> _Given request_
Scan the data. Collect each line that contains the word "probleem".

> _Dataset records_
▬▬▬▬▬▬▬▬▬▬

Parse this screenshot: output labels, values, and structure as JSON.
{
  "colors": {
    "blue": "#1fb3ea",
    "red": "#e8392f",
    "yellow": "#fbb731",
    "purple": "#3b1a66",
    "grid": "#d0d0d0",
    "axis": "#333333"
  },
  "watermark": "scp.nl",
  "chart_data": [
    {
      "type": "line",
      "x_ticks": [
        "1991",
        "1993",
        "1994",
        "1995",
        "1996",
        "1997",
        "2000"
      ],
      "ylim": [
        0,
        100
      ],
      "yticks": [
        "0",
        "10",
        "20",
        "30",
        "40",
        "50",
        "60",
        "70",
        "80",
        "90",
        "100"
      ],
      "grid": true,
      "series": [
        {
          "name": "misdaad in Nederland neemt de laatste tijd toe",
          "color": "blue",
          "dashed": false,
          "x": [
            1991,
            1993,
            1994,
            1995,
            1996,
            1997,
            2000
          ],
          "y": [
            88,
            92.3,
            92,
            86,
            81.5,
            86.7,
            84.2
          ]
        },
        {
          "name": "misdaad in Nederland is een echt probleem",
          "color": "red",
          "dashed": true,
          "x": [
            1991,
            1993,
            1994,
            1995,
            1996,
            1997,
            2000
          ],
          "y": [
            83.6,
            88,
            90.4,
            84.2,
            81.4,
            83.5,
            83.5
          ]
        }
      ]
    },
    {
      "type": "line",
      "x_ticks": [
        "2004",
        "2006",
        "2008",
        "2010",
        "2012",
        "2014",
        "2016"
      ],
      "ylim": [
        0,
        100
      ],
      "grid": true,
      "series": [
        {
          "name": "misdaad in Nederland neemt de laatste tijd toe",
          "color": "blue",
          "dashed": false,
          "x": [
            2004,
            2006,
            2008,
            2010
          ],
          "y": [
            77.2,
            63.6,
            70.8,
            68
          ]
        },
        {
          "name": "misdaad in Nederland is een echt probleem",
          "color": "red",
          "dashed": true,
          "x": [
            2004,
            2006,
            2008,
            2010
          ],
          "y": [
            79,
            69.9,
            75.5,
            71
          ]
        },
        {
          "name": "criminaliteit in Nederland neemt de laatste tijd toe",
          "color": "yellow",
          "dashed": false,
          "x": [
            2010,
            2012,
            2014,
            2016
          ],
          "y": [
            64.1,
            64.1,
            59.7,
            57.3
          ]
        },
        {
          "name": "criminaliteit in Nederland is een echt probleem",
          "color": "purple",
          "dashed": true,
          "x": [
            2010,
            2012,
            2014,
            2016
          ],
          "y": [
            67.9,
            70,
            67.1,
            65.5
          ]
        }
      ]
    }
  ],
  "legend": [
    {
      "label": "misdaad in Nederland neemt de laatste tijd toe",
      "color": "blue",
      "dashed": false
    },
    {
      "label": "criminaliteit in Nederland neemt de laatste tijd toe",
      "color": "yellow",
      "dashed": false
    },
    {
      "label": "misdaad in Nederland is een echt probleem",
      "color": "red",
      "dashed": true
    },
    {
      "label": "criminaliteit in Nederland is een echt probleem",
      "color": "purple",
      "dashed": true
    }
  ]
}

▬▬▬▬▬▬▬▬▬▬

> _Output_
          "name": "misdaad in Nederland is een echt probleem",
          "name": "misdaad in Nederland is een echt probleem",
          "name": "criminaliteit in Nederland is een echt probleem",
      "label": "misdaad in Nederland is een echt probleem",
      "label": "criminaliteit in Nederland is een echt probleem",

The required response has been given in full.